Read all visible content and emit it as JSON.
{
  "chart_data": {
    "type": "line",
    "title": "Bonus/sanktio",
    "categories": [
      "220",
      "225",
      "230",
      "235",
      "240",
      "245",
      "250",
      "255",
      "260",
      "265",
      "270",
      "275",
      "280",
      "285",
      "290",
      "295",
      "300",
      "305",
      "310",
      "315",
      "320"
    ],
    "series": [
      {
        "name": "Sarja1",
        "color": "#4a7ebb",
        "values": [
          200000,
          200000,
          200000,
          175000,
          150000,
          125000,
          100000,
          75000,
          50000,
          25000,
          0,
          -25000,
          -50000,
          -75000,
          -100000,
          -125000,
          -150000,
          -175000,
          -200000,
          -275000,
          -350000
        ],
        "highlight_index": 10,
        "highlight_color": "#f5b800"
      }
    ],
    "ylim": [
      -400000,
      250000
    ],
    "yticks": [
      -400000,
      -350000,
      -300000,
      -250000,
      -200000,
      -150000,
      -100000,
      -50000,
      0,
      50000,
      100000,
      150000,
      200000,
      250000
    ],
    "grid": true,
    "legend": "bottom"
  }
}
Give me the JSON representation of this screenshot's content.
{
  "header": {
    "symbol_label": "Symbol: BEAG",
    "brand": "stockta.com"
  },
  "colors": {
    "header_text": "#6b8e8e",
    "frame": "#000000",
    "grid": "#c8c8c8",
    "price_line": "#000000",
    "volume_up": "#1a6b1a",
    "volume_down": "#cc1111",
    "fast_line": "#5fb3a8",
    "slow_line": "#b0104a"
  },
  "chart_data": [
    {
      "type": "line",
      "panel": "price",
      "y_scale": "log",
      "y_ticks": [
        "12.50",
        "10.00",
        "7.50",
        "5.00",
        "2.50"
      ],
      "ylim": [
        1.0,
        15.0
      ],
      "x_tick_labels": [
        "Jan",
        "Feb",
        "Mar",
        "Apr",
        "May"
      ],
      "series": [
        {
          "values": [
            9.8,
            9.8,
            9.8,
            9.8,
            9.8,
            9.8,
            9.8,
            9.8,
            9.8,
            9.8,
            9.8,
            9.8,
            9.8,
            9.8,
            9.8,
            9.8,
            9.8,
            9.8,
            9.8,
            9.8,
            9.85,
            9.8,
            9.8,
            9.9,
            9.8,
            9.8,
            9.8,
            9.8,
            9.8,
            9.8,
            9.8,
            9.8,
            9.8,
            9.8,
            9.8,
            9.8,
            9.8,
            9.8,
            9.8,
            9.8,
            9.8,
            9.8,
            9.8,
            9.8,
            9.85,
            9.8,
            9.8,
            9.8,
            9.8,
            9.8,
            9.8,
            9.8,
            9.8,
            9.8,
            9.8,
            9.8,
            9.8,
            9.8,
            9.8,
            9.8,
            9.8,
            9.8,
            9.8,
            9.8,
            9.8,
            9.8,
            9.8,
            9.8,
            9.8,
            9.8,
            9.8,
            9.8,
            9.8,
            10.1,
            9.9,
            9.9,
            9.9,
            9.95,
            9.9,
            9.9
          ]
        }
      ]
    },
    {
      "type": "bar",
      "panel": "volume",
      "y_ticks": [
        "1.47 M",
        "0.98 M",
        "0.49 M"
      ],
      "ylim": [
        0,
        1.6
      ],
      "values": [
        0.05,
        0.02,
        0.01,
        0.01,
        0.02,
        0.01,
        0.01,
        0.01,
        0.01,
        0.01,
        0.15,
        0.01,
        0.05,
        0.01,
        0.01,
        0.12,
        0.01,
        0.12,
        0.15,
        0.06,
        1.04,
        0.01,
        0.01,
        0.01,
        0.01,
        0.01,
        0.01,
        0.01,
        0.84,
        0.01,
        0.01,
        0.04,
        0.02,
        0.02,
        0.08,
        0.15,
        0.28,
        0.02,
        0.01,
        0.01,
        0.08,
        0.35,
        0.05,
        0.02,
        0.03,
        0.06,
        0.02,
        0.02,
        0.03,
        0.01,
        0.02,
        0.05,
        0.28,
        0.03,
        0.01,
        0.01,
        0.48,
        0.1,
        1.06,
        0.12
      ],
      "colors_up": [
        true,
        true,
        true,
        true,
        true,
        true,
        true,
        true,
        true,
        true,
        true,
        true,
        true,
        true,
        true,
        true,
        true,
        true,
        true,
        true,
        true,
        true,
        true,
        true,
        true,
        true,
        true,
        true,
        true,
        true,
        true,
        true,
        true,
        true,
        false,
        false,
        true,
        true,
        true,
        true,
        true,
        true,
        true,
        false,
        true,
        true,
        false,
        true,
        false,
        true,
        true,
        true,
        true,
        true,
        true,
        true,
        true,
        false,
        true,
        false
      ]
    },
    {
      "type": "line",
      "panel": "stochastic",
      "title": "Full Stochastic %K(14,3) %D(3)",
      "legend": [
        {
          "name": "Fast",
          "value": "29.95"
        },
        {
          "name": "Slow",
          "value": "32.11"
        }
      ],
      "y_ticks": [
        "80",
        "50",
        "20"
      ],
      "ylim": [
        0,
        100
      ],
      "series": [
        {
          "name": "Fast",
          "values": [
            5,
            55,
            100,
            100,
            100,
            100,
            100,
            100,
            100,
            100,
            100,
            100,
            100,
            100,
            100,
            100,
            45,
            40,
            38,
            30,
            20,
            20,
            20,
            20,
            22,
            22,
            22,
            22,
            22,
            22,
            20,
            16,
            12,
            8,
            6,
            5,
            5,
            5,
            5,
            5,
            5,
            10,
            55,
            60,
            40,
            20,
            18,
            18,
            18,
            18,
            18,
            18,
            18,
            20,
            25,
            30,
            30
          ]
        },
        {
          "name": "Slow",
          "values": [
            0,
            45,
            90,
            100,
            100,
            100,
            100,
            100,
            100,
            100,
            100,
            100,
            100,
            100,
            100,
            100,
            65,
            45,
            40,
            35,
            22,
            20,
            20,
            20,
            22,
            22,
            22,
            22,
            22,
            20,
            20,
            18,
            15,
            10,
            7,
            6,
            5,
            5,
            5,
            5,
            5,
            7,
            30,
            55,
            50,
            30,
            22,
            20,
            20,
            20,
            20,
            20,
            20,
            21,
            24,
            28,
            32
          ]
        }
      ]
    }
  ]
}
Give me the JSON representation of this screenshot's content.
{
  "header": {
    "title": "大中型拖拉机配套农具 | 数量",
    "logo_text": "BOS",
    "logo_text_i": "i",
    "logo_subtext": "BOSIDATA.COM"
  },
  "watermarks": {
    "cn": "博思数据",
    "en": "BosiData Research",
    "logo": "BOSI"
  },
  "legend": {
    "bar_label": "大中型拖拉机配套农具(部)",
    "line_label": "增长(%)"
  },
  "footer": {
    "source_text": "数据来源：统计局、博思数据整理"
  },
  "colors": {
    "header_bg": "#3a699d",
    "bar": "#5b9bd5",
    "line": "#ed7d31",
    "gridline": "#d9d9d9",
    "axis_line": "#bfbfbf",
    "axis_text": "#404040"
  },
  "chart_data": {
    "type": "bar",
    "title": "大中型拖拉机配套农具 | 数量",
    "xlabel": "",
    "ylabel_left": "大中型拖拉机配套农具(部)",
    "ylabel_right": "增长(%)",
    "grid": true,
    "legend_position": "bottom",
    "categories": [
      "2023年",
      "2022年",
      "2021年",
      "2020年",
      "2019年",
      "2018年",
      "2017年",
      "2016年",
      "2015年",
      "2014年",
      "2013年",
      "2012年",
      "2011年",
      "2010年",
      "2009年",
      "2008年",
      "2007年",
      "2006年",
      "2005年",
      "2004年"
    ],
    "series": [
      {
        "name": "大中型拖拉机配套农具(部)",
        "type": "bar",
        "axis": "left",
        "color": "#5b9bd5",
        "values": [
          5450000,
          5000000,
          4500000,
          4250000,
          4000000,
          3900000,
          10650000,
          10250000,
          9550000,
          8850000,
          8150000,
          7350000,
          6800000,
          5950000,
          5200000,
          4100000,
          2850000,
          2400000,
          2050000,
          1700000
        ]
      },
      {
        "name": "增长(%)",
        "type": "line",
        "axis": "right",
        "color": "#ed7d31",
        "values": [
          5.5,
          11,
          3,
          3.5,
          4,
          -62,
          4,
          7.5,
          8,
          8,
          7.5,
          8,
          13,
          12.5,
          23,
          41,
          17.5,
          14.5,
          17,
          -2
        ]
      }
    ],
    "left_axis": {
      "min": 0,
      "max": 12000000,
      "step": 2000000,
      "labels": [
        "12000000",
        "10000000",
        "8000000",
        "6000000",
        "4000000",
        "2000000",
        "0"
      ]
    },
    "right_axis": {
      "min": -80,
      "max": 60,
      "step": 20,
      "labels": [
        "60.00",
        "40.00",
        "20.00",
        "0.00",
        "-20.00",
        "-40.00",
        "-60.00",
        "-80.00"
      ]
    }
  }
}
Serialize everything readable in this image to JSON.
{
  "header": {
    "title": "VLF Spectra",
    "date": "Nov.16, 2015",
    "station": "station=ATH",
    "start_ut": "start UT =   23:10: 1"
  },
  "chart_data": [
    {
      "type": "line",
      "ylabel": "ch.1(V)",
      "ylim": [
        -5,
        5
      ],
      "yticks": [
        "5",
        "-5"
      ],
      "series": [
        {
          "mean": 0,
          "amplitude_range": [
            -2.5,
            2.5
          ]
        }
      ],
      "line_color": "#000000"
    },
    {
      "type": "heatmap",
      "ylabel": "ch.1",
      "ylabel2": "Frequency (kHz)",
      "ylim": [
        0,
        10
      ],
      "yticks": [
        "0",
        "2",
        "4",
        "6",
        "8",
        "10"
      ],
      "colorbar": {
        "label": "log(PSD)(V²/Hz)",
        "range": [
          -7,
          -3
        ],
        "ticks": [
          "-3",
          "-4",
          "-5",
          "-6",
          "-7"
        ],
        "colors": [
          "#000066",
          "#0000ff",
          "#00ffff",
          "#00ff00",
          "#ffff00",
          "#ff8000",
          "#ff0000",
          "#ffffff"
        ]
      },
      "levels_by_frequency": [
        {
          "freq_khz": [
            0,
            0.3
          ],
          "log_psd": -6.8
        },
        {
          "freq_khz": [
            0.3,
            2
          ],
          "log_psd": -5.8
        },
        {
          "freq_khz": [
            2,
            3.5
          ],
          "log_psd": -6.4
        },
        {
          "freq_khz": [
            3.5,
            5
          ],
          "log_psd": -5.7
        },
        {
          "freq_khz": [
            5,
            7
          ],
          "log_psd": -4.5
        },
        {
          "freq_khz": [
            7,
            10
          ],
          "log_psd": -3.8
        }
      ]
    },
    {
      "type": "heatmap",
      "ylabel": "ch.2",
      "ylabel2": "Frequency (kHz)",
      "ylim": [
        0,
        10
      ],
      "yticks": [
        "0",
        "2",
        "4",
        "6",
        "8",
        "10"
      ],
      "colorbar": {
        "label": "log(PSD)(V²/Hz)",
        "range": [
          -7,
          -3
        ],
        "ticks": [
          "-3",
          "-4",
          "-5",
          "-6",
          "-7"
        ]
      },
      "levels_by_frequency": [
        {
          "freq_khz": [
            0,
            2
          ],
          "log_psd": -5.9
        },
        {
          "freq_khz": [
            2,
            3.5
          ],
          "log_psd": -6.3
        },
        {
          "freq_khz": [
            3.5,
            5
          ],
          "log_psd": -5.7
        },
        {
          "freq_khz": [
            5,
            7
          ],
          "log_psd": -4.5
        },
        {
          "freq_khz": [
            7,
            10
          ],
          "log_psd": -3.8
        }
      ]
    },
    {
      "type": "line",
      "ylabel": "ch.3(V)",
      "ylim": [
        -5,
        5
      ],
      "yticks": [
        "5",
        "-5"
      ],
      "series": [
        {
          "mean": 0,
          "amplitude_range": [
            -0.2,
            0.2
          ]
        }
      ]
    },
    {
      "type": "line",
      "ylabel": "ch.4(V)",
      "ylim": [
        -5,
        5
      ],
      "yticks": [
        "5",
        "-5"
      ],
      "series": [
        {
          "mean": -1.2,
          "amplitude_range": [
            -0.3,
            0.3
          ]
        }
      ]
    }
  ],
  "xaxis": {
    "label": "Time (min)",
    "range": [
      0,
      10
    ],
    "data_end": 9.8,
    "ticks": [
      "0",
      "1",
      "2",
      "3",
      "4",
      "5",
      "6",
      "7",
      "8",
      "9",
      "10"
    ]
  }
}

EXERCISE ▸ Of the lines in the material, how many hold the word "title"? Reply with the number only.

RESPONSE TO THE TASK ▸ 5